(Dataset items):

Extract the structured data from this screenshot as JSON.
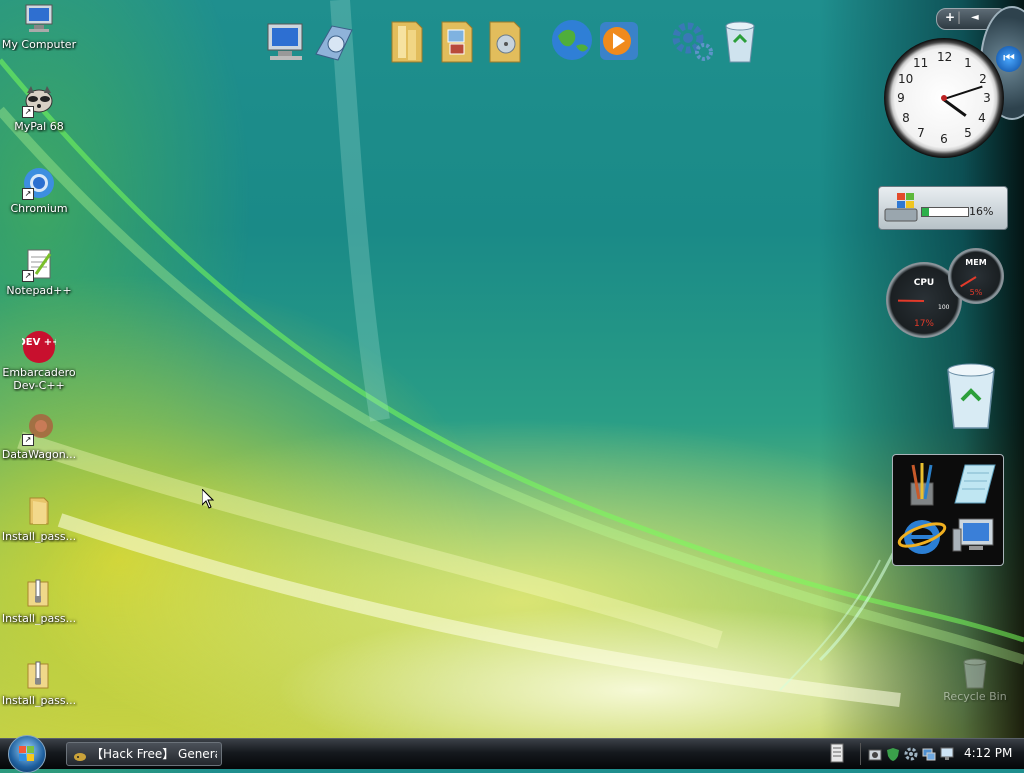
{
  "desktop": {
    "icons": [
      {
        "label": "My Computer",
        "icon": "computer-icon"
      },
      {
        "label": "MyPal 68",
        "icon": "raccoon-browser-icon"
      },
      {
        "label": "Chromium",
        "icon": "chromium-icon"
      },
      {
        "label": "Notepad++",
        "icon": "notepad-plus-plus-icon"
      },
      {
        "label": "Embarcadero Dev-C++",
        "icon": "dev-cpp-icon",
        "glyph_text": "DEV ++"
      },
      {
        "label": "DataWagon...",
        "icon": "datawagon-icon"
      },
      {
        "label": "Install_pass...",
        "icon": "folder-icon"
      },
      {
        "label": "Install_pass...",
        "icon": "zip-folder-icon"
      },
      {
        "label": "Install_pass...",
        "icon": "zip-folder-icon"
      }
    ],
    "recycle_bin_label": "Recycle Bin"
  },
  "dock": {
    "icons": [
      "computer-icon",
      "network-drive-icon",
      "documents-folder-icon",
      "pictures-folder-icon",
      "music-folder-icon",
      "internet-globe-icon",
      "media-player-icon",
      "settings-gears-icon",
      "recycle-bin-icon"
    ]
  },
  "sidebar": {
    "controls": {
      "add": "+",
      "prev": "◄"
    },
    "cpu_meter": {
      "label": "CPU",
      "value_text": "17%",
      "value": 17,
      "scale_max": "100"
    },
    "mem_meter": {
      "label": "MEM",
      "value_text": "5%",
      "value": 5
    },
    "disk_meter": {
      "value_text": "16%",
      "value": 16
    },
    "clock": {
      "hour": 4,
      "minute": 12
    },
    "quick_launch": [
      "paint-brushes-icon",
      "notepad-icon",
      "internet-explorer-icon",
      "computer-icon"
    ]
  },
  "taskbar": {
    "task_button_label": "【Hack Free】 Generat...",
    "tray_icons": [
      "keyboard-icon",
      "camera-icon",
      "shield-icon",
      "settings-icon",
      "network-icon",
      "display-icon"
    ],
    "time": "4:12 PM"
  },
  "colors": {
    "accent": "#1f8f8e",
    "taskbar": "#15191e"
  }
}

(Your objective):
Transcribe all of the material exactly, leaving out whatever pictures it contains.

(Final result):
Extract the structured data from this screenshot as JSON.
{
  "desktop": {
    "icons": [
      {
        "label": "My Computer",
        "icon": "computer-icon"
      },
      {
        "label": "MyPal 68",
        "icon": "raccoon-browser-icon"
      },
      {
        "label": "Chromium",
        "icon": "chromium-icon"
      },
      {
        "label": "Notepad++",
        "icon": "notepad-plus-plus-icon"
      },
      {
        "label": "Embarcadero Dev-C++",
        "icon": "dev-cpp-icon",
        "glyph_text": "DEV ++"
      },
      {
        "label": "DataWagon...",
        "icon": "datawagon-icon"
      },
      {
        "label": "Install_pass...",
        "icon": "folder-icon"
      },
      {
        "label": "Install_pass...",
        "icon": "zip-folder-icon"
      },
      {
        "label": "Install_pass...",
        "icon": "zip-folder-icon"
      }
    ],
    "recycle_bin_label": "Recycle Bin"
  },
  "dock": {
    "icons": [
      "computer-icon",
      "network-drive-icon",
      "documents-folder-icon",
      "pictures-folder-icon",
      "music-folder-icon",
      "internet-globe-icon",
      "media-player-icon",
      "settings-gears-icon",
      "recycle-bin-icon"
    ]
  },
  "sidebar": {
    "controls": {
      "add": "+",
      "prev": "◄"
    },
    "cpu_meter": {
      "label": "CPU",
      "value_text": "17%",
      "value": 17,
      "scale_max": "100"
    },
    "mem_meter": {
      "label": "MEM",
      "value_text": "5%",
      "value": 5
    },
    "disk_meter": {
      "value_text": "16%",
      "value": 16
    },
    "clock": {
      "hour": 4,
      "minute": 12
    },
    "quick_launch": [
      "paint-brushes-icon",
      "notepad-icon",
      "internet-explorer-icon",
      "computer-icon"
    ]
  },
  "taskbar": {
    "task_button_label": "【Hack Free】 Generat...",
    "tray_icons": [
      "keyboard-icon",
      "camera-icon",
      "shield-icon",
      "settings-icon",
      "network-icon",
      "display-icon"
    ],
    "time": "4:12 PM"
  },
  "colors": {
    "accent": "#1f8f8e",
    "taskbar": "#15191e"
  }
}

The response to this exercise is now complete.